Job 1: Reproduce the part of the CSV crate passage starting with "Comparison is done" and going on through "them mostly empty.".

Passage provided:

────

Also, note that this crate is geared towards parsing streams of CSV data only quoted when needed (e.g. not written with a QUOTE_ALWAYS policy).

To paint a more faithful picture, here is a table summing up the performance boost you might observe vs. the csv crate while parsing CSV data streamed from SSD:

file	split	zero_copy	copy
articles.csv	~4.8x	~4.7x	~4.0x
blogs.csv	~4.2x	~2.5x	~2.0x
numbers.csv	~3.6x	~2.0x	~1.5x
quote-always.csv	~1.1x	~1.2x	~1.0x
random.csv	~2.8x	~2.1x	~1.7x
range.csv	~1.2x	~1.4x	~1.1x
tweets.csv	~6.0x	~2.9x	~2.5x
worldcitiespop.csv	~3.1x	~2.0x	~1.7x
worst-case.csv	~1.0x	~1.1x	~0.9x
mediapart.tsv	~3.1x	~3.1x	~2.7x

The split column report gains using a [Splitter], the zero_copy column report gains using a [ZeroCopyReader] and finally the copy column report gains using a [Reader].

Comparison is done including IO, on x86_64 with avx2 support.

Here is a description of the files:

articles.csv: 11GB summing up 3M press articles from a French media outlet, with a column containing full text of the articles.
blogs.csv: 1GB with ~10 medium-sized columns summing up information about 1M blogs.
numbers.csv: 200MB of the same 9 columns containing a number from 1 to 9, repeated 10M times.
quote-always.csv: same as random.csv but written using a needless QUOTE_ALWAYS policy.
random.csv: 500MB of 6 columns containing a random f32 number.
range.csv: 400MB with a single column containing an incremental integer up to ~50M.
tweets.csv: 6.5GB representing ~7M tweets. Lots of columns, most of them mostly empty.
worldcitiespop.csv: 500MB of repeated CSV data from world cities population open data.
worst-case.csv: 100MB repeating a single column containing just "1" 50M times.
mediapart.tsv: 3GB representing an export of a tar archive containing 10k articles downloaded from a French media outlet with a column containing raw HTML.

Regarding simdjson techniques

I have tried very hard to apply simdjson tricks to make this crate's parser as branchless as possible but I couldn't make it as fast as the state-machine/SIMD string searching hybrid.

────

Given information:
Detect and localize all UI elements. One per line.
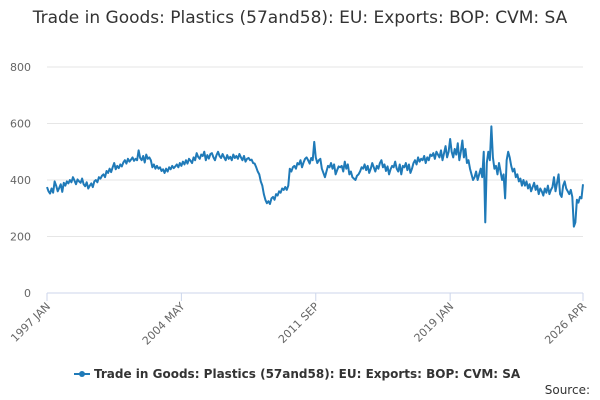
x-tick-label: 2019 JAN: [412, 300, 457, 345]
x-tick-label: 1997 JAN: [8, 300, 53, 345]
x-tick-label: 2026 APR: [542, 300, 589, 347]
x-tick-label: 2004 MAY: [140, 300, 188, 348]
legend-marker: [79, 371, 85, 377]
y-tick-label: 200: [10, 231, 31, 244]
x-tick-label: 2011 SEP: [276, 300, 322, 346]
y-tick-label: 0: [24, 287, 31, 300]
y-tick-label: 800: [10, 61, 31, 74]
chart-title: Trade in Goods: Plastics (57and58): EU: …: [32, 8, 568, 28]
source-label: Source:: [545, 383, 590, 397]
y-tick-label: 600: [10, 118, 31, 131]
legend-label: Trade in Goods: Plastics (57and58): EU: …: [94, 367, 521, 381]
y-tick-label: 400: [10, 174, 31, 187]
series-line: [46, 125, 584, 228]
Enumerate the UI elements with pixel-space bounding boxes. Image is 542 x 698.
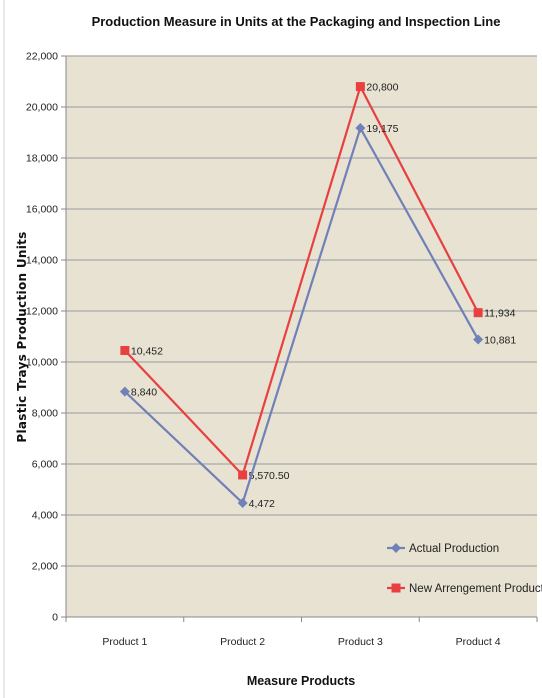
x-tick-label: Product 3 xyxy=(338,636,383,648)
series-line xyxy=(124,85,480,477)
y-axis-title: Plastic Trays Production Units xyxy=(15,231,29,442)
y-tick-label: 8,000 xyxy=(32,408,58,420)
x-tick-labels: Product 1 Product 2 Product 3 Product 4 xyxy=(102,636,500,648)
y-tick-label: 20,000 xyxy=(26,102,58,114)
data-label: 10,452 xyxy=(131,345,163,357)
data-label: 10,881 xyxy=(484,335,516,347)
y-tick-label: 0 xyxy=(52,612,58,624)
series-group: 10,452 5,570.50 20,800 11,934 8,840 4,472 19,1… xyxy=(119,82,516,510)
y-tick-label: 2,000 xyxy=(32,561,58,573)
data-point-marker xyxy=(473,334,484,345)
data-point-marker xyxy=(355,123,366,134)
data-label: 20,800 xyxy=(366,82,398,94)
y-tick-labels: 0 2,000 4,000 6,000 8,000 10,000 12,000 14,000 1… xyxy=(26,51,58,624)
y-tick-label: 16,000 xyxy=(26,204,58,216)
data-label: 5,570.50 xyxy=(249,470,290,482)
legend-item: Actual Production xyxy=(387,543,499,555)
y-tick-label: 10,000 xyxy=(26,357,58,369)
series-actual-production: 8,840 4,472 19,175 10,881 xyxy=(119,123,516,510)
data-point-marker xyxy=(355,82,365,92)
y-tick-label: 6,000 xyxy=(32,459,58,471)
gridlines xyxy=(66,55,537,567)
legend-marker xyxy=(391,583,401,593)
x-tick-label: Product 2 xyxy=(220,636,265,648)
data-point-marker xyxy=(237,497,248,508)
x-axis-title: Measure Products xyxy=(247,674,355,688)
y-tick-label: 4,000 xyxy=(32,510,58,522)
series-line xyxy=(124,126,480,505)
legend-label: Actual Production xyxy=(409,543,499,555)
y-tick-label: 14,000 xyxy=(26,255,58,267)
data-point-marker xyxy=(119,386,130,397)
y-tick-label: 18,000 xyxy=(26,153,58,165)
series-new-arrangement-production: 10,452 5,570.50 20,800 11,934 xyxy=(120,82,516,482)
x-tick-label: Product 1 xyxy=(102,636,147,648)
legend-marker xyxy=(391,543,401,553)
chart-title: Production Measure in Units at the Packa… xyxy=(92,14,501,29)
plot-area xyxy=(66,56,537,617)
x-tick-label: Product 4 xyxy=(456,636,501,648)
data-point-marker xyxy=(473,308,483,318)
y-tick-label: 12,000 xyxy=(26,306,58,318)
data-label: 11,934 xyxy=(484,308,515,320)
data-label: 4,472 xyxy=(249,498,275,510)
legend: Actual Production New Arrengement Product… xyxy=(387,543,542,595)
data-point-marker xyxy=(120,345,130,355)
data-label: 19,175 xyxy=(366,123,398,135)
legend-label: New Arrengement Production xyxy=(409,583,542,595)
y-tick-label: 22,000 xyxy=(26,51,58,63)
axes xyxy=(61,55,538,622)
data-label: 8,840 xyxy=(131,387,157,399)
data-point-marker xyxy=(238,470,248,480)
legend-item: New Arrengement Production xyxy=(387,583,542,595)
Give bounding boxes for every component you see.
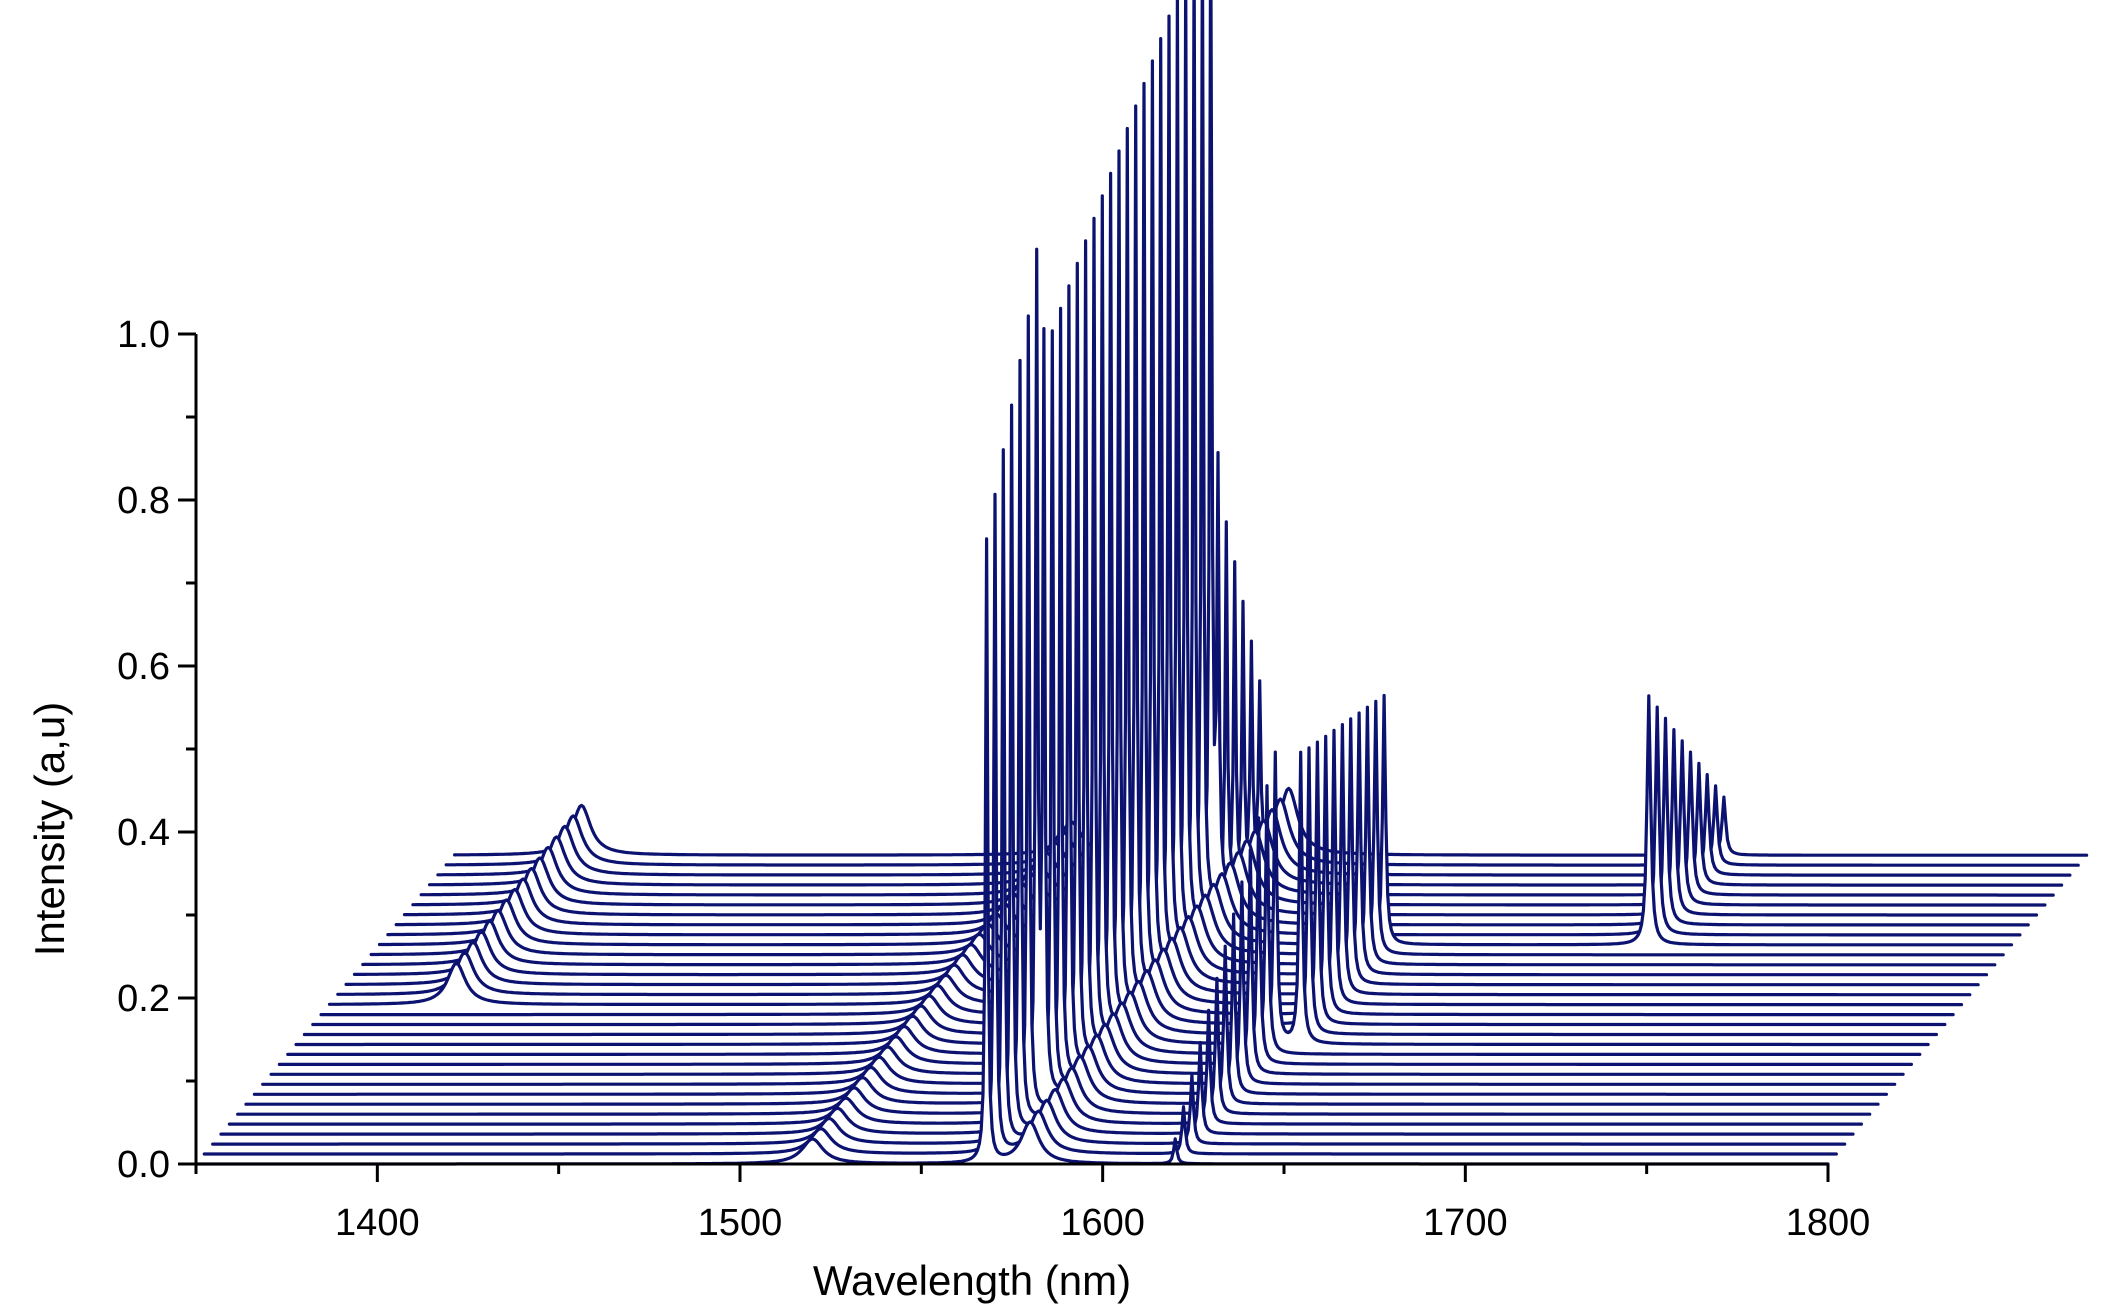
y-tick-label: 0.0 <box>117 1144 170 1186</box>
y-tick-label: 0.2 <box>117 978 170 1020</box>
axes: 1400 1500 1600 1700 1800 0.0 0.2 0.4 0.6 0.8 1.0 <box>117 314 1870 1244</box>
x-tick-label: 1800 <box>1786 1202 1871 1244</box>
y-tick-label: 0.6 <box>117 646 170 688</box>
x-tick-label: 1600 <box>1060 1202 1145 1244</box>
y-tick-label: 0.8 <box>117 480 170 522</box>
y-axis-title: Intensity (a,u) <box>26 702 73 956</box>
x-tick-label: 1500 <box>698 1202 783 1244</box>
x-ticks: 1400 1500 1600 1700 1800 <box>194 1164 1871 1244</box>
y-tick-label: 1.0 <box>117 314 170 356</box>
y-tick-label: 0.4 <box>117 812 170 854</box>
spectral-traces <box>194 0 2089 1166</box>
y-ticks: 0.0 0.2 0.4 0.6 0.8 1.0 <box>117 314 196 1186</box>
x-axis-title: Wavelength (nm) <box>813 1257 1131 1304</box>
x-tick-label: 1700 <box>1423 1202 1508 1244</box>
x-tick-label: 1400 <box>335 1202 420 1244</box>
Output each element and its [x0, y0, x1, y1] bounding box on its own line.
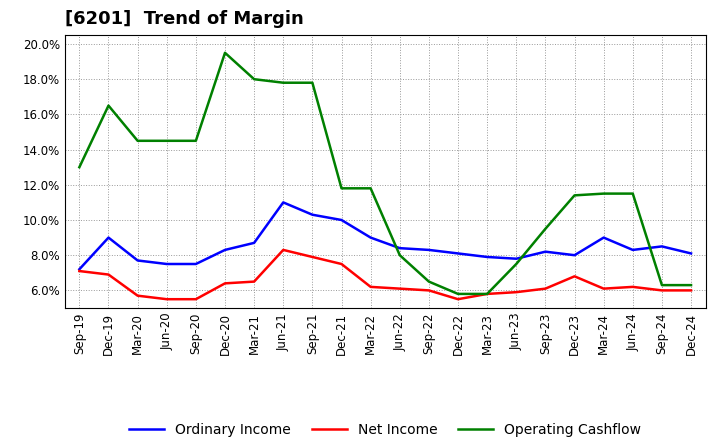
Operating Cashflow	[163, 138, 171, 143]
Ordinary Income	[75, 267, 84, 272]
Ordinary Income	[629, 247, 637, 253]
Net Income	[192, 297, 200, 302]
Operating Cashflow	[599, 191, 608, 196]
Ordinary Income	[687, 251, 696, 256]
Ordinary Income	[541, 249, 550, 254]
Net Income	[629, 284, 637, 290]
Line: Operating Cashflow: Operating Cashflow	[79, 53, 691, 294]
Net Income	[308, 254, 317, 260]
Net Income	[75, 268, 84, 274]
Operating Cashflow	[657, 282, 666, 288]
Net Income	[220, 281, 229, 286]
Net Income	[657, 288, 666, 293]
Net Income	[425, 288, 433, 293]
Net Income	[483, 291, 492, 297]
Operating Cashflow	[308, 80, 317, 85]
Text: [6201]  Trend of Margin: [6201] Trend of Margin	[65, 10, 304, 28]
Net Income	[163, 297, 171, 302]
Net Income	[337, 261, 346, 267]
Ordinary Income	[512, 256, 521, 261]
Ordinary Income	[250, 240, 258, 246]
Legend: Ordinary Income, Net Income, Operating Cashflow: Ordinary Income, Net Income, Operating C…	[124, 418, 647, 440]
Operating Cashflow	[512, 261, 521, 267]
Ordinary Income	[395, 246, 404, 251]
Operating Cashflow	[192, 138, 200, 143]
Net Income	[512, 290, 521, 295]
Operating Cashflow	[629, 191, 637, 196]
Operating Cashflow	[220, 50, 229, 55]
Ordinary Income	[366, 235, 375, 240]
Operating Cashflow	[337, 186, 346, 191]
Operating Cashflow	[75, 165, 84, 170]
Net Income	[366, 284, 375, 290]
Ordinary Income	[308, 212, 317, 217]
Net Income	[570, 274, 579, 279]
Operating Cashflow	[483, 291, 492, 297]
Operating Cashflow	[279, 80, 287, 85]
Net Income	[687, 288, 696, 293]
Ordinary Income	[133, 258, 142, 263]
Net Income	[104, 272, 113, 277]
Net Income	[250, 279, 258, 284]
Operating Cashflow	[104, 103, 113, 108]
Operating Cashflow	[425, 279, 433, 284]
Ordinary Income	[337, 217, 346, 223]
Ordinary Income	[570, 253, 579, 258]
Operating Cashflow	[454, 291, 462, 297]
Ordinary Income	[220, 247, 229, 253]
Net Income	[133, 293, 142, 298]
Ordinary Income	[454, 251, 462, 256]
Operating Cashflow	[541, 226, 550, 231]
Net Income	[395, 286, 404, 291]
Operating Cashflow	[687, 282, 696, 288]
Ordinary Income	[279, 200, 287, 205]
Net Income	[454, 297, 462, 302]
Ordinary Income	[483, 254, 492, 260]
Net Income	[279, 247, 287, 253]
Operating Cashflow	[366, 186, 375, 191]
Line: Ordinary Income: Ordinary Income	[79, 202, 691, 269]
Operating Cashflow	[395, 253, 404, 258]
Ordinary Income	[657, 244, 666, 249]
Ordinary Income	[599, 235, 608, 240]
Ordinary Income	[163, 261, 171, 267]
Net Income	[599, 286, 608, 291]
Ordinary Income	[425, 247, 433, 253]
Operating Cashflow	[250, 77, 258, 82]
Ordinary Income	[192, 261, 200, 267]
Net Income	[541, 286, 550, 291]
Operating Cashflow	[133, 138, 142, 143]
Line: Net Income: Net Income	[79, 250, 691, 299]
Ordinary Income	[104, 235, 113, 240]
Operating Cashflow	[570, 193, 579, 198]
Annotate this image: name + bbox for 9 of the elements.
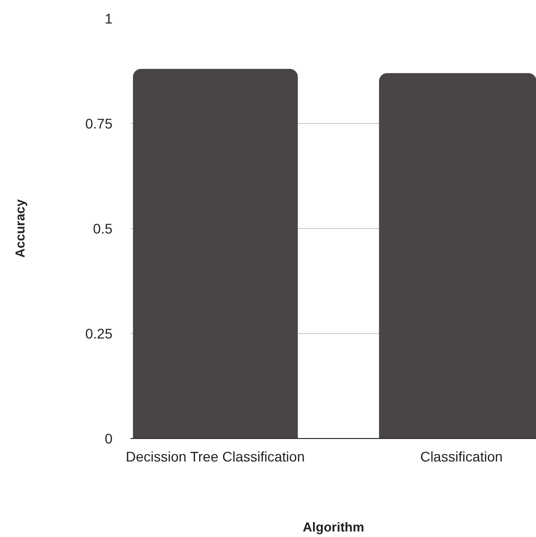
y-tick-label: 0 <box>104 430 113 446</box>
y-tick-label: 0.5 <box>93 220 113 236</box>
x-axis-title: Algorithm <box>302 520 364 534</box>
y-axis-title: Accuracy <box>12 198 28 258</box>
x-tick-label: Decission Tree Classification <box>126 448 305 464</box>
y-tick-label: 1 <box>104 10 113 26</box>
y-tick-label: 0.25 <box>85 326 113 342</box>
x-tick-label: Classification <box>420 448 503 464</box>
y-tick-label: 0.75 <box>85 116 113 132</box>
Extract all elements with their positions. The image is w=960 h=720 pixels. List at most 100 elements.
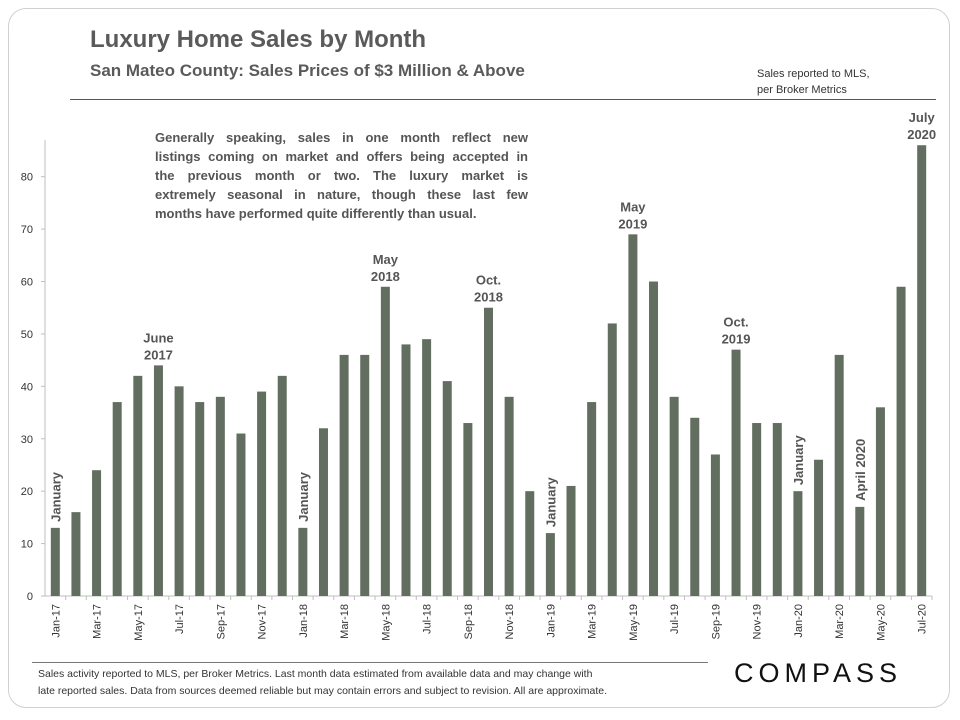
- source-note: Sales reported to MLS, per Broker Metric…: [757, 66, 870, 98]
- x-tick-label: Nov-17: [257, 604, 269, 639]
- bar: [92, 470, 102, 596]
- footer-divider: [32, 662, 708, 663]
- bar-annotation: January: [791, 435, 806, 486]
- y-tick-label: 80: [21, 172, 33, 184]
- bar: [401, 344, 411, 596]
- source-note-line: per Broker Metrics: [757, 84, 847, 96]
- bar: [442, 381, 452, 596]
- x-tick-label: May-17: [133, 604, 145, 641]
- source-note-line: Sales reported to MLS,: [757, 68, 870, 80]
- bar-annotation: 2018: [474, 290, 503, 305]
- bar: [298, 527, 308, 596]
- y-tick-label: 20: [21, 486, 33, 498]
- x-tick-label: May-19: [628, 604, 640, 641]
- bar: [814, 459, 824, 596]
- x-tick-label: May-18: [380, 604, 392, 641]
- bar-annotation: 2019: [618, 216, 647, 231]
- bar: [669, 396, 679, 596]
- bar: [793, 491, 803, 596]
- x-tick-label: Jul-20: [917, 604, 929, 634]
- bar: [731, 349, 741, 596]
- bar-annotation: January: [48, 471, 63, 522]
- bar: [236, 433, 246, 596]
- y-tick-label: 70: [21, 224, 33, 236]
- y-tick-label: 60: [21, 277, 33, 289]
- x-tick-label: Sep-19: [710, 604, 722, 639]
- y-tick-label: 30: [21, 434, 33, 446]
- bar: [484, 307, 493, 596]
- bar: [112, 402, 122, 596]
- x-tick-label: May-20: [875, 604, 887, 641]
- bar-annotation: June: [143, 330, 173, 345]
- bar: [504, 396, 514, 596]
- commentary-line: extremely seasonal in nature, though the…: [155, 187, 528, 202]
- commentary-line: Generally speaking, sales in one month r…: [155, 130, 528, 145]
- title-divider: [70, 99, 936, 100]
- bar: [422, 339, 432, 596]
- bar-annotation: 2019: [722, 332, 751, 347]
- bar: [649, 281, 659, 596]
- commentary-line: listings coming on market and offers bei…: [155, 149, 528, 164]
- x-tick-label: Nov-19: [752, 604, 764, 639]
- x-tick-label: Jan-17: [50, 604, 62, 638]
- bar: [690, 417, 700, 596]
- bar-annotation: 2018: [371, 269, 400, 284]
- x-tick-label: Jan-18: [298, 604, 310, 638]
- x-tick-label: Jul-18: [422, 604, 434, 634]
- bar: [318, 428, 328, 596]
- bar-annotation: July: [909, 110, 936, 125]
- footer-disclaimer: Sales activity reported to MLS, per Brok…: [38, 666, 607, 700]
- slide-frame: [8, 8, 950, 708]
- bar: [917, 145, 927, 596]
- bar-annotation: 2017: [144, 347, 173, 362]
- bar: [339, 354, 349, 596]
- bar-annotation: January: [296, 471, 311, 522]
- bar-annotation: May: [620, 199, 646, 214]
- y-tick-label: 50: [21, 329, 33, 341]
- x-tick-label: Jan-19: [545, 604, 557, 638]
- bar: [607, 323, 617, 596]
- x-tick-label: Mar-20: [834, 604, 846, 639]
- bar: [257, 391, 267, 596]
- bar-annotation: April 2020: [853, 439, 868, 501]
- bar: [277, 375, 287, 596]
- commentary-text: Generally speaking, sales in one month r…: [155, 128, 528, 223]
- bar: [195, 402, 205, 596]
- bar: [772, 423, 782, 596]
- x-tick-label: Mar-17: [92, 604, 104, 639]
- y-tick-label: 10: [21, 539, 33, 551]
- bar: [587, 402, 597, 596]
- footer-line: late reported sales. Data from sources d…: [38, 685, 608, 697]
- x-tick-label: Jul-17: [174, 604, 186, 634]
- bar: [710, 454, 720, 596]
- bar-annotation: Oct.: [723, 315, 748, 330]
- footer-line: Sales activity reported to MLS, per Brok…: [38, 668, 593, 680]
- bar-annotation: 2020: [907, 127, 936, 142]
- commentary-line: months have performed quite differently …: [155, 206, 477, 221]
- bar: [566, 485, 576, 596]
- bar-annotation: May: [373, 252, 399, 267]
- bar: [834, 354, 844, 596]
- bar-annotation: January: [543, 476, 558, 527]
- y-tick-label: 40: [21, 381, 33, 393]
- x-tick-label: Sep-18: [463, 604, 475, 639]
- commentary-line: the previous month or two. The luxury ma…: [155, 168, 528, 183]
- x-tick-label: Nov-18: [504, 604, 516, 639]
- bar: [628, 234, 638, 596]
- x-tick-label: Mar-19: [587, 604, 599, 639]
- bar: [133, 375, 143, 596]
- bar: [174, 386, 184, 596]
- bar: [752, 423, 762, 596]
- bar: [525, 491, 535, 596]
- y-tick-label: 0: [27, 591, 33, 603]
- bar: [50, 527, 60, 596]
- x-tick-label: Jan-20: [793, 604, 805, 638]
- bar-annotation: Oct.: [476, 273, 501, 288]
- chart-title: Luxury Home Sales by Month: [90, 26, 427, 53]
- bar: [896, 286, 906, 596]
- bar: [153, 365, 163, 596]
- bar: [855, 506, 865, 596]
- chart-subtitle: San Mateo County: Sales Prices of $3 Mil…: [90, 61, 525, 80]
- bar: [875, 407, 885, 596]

────

Job 2: Render the lines of the records starting with the line with "- source-note: Sales" and going on through the line with "- bar-annotation: January: [791, 435, 806, 486]" as a numbered list, leaving out any blank lines.

Written solution 1:
Comparison is done including IO, on x86_64 with avx2 support.

Here is a description of the files:

articles.csv: 11GB summing up 3M press articles from a French media outlet, with a column containing full text of the articles.
blogs.csv: 1GB with ~10 medium-sized columns summing up information about 1M blogs.
numbers.csv: 200MB of the same 9 columns containing a number from 1 to 9, repeated 10M times.
quote-always.csv: same as random.csv but written using a needless QUOTE_ALWAYS policy.
random.csv: 500MB of 6 columns containing a random f32 number.
range.csv: 400MB with a single column containing an incremental integer up to ~50M.
tweets.csv: 6.5GB representing ~7M tweets. Lots of columns, most of them mostly empty.

Written solution 2:
1. - source-note: Sales reported to MLS, per Broker Metric…: [757, 66, 870, 98]
2. - x-tick-label: Nov-17: [257, 604, 269, 639]
3. - bar: [92, 470, 102, 596]
4. - footer-divider: [32, 662, 708, 663]
5. - bar-annotation: January: [791, 435, 806, 486]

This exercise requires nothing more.